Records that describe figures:
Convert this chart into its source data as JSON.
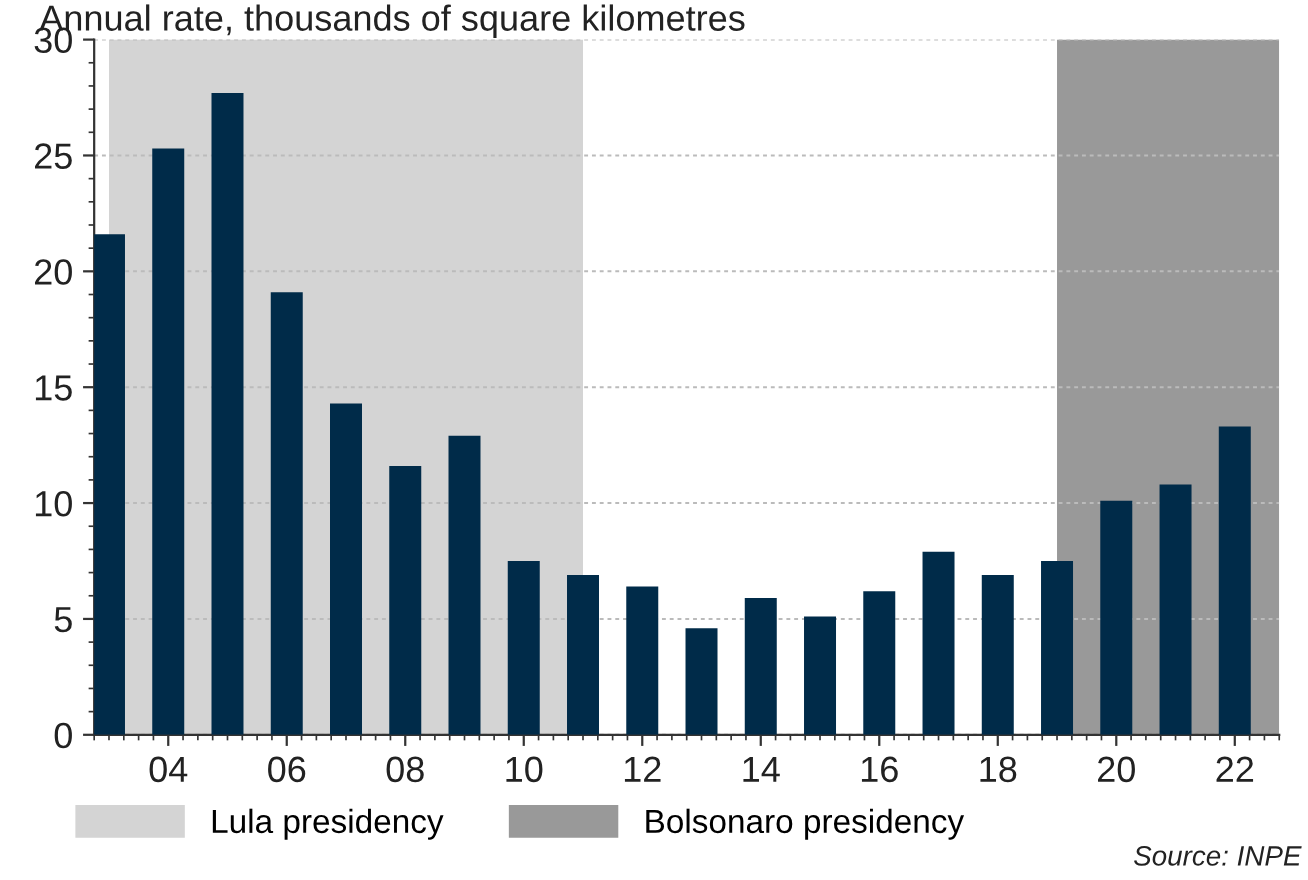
{
  "chart_data": {
    "type": "bar",
    "title": "Annual rate, thousands of square kilometres",
    "x": [
      2003,
      2004,
      2005,
      2006,
      2007,
      2008,
      2009,
      2010,
      2011,
      2012,
      2013,
      2014,
      2015,
      2016,
      2017,
      2018,
      2019,
      2020,
      2021,
      2022
    ],
    "series": [
      {
        "color": "#002b49",
        "values": [
          21.6,
          25.3,
          27.7,
          19.1,
          14.3,
          11.6,
          12.9,
          7.5,
          6.9,
          6.4,
          4.6,
          5.9,
          5.1,
          6.2,
          7.9,
          6.9,
          7.5,
          10.1,
          10.8,
          13.3
        ]
      }
    ],
    "xlim": [
      2002.75,
      2022.75
    ],
    "xticks": [
      {
        "value": 2004,
        "label": "04"
      },
      {
        "value": 2006,
        "label": "06"
      },
      {
        "value": 2008,
        "label": "08"
      },
      {
        "value": 2010,
        "label": "10"
      },
      {
        "value": 2012,
        "label": "12"
      },
      {
        "value": 2014,
        "label": "14"
      },
      {
        "value": 2016,
        "label": "16"
      },
      {
        "value": 2018,
        "label": "18"
      },
      {
        "value": 2020,
        "label": "20"
      },
      {
        "value": 2022,
        "label": "22"
      }
    ],
    "ylim": [
      0,
      30
    ],
    "yticks": [
      0,
      5,
      10,
      15,
      20,
      25,
      30
    ],
    "bands": [
      {
        "axis": "x",
        "from": 2003,
        "to": 2011,
        "label": "Lula presidency",
        "color": "#d4d4d4"
      },
      {
        "axis": "x",
        "from": 2019,
        "to": 2022.75,
        "label": "Bolsonaro presidency",
        "color": "#999999"
      }
    ],
    "grid": "y",
    "legend": "bottom",
    "annotations": [
      "Source: INPE"
    ]
  }
}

WHAT TO DO
From the data above, copy each line where the string "presidency" appears.

WRITTEN ANSWER
        "label": "Lula presidency",
        "label": "Bolsonaro presidency",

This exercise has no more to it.